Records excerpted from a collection
◆ ◆ ◆ ◆ ◆

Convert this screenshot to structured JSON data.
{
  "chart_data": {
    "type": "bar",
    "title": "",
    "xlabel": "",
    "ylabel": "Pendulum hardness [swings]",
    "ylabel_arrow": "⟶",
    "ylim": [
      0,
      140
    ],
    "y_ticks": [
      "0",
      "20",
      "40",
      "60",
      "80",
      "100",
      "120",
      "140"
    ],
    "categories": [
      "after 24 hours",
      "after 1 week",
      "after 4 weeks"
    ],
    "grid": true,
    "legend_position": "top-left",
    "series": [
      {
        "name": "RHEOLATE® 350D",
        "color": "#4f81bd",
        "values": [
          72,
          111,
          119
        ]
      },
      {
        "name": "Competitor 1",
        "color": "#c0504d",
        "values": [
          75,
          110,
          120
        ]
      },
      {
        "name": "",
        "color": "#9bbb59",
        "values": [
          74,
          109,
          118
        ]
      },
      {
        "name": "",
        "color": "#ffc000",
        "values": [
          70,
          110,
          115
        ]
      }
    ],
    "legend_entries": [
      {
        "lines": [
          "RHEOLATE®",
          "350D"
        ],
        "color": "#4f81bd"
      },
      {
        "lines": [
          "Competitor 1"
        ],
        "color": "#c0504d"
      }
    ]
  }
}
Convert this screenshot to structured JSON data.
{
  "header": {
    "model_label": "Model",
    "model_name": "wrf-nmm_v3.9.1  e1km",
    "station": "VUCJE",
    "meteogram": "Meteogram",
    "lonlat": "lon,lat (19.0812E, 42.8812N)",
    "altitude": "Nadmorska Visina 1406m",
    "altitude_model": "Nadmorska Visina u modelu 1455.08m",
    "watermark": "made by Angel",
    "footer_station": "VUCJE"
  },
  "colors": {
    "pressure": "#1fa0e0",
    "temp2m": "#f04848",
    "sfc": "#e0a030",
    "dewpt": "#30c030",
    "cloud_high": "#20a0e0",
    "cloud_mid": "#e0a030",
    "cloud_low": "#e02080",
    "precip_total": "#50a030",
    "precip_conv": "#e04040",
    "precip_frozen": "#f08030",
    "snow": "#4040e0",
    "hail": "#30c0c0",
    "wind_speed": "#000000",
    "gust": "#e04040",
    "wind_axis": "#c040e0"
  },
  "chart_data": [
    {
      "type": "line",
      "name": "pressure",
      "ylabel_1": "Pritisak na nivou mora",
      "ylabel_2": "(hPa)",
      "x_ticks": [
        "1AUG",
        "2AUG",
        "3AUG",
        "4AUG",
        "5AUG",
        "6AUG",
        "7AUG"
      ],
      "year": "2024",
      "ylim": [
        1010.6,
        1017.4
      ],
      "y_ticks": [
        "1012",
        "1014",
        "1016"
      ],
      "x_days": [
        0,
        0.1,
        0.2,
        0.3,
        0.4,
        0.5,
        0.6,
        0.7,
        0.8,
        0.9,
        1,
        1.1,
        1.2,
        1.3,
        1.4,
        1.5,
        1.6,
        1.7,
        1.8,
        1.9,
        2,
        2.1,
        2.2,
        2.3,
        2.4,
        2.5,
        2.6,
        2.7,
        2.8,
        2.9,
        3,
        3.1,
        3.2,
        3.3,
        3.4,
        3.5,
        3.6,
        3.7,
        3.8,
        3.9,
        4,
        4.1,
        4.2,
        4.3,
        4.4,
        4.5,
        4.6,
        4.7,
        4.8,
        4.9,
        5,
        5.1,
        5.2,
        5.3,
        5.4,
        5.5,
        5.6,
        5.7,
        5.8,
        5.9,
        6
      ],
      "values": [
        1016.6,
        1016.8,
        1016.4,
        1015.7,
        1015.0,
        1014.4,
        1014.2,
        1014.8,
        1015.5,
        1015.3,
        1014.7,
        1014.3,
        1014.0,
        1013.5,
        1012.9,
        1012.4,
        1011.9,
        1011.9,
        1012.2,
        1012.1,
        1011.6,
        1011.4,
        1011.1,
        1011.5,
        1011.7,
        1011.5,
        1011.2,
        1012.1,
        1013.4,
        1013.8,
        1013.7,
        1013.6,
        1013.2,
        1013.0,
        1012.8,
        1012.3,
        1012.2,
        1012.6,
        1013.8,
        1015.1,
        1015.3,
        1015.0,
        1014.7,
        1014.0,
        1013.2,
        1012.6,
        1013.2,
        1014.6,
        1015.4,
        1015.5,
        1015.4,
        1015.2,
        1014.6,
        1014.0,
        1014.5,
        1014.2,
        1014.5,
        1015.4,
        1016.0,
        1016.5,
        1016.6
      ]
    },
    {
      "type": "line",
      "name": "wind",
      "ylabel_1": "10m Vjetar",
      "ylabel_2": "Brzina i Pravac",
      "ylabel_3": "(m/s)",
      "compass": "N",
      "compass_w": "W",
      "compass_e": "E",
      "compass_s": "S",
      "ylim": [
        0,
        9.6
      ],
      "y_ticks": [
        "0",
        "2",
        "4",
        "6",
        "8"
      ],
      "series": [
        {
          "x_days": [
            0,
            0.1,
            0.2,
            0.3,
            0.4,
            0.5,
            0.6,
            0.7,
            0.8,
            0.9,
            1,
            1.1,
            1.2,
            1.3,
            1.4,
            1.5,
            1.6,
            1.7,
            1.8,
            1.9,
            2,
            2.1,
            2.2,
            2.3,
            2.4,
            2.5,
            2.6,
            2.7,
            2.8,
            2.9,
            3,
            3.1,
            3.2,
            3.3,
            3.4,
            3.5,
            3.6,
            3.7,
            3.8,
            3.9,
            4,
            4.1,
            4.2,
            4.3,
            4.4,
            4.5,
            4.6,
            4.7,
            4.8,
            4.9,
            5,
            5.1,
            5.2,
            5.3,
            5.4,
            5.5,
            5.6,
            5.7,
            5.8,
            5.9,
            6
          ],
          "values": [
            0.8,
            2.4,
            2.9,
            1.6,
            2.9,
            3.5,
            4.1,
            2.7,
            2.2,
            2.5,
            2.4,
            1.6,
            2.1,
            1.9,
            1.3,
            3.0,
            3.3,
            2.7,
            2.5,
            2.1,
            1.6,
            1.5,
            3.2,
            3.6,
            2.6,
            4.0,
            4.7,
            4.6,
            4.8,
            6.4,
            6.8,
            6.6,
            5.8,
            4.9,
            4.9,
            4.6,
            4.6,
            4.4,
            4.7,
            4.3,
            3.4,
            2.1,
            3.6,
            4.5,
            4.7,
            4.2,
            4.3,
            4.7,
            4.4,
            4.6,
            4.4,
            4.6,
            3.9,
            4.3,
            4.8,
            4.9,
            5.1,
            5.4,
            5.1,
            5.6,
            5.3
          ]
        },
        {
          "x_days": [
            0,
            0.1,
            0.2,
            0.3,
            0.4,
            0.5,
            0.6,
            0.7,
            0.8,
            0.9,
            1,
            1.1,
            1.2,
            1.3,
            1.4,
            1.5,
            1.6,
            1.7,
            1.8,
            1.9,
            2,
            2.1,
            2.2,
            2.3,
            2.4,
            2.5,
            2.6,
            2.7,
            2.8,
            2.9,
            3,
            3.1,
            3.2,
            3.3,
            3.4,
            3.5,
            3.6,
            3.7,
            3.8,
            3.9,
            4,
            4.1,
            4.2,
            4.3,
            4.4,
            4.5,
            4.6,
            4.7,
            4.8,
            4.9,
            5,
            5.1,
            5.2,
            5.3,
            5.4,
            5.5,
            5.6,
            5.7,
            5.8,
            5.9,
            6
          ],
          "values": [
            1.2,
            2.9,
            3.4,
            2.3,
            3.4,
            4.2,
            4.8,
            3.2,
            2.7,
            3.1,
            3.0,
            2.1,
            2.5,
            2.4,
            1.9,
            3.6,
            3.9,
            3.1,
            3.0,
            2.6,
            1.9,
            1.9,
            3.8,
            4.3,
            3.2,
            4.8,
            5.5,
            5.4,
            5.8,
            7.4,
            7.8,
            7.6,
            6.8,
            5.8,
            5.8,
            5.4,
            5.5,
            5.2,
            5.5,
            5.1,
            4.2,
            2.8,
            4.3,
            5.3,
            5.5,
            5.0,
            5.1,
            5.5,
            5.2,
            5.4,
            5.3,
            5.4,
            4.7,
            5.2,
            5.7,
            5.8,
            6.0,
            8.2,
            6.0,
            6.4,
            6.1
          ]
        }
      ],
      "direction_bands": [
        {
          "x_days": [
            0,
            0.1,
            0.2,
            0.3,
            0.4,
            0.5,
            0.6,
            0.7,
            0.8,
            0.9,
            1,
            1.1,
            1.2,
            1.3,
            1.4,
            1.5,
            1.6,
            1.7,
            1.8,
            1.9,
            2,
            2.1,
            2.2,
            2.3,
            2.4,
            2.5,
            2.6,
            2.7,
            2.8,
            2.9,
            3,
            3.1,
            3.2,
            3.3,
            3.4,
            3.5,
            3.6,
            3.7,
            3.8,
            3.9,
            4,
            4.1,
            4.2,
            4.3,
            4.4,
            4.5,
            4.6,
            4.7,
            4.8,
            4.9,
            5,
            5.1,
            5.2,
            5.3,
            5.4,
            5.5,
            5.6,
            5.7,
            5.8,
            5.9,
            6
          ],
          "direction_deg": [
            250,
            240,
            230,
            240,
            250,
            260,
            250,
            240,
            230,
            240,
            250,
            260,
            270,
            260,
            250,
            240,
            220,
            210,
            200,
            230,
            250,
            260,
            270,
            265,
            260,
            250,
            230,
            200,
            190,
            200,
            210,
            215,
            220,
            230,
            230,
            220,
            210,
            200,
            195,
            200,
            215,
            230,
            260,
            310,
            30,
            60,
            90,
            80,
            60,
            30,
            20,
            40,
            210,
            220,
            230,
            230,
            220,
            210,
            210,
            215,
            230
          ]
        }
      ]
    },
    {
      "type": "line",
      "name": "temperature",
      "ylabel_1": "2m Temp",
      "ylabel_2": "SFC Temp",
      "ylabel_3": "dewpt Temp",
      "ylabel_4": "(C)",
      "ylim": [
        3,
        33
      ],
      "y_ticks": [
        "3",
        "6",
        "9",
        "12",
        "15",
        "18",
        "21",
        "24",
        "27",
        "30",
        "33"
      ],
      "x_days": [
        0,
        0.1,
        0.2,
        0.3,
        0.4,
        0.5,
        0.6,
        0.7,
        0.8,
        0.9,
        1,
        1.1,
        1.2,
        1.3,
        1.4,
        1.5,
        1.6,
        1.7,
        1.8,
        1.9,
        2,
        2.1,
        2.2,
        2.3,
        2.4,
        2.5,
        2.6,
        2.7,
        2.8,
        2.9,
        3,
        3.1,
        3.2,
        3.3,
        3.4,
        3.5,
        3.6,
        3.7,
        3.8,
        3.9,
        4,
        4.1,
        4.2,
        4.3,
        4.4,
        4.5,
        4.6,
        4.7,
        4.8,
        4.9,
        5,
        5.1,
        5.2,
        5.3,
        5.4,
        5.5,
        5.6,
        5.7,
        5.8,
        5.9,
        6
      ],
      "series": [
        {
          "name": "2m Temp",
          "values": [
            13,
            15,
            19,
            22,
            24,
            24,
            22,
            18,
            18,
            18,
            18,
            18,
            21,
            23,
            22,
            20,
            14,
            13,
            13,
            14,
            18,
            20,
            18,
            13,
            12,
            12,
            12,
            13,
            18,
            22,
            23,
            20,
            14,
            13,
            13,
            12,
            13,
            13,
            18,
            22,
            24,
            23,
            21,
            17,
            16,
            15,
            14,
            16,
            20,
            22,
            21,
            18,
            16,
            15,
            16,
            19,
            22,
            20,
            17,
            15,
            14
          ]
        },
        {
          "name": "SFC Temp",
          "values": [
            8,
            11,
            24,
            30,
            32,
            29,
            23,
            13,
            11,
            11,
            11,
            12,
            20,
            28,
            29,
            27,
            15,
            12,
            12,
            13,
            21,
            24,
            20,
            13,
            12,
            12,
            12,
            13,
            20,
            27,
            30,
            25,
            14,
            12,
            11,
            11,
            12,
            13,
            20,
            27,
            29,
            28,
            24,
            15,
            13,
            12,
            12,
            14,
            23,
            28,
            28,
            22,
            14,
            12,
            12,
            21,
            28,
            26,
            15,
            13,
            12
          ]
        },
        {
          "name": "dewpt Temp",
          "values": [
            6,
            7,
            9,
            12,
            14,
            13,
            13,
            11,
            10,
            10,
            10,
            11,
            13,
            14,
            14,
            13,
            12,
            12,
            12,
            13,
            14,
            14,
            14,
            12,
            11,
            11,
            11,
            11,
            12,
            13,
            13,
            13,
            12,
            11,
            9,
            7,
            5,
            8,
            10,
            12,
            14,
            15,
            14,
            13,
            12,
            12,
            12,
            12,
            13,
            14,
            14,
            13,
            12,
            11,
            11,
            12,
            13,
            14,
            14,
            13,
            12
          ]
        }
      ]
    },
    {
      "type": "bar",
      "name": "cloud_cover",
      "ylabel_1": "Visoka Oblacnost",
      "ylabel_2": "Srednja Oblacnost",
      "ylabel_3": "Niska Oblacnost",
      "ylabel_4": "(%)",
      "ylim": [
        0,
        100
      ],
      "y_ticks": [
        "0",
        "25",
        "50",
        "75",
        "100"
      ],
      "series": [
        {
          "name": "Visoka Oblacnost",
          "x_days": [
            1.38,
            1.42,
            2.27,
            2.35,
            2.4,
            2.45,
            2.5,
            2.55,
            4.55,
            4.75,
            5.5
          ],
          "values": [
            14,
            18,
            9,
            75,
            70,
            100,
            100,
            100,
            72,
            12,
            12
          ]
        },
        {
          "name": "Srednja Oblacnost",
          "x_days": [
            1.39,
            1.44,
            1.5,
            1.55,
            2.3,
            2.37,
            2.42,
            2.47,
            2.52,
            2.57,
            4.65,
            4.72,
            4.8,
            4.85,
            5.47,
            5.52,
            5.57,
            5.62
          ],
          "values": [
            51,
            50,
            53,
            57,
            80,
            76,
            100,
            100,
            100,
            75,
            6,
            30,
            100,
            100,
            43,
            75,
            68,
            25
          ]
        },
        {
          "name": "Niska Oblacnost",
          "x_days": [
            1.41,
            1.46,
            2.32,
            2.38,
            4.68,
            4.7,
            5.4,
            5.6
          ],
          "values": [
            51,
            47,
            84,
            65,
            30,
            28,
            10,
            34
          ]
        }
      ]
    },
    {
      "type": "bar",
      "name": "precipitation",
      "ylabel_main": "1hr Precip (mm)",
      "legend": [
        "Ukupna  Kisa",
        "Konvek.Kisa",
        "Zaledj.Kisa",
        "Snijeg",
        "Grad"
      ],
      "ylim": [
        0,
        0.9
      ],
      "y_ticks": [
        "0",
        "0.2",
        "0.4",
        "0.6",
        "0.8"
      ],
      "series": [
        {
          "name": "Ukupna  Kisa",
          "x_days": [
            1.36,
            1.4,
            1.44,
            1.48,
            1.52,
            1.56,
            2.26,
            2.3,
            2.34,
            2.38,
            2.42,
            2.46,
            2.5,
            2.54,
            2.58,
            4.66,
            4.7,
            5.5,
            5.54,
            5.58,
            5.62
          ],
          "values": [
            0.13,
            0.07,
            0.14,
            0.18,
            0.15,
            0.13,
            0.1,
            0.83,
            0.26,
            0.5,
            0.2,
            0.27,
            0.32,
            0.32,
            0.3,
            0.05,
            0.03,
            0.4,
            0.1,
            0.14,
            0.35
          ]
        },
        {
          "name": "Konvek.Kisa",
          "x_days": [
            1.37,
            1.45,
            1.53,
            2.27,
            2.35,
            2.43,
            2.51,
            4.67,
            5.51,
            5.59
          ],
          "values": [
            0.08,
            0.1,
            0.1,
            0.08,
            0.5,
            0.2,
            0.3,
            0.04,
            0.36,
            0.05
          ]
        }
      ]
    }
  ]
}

◆ ◆ ◆ ◆ ◆

### [Exercise brief]
From the records, copy every line that has the string "Niska" in it.

### [Written response]
      "ylabel_3": "Niska Oblacnost",
          "name": "Niska Oblacnost",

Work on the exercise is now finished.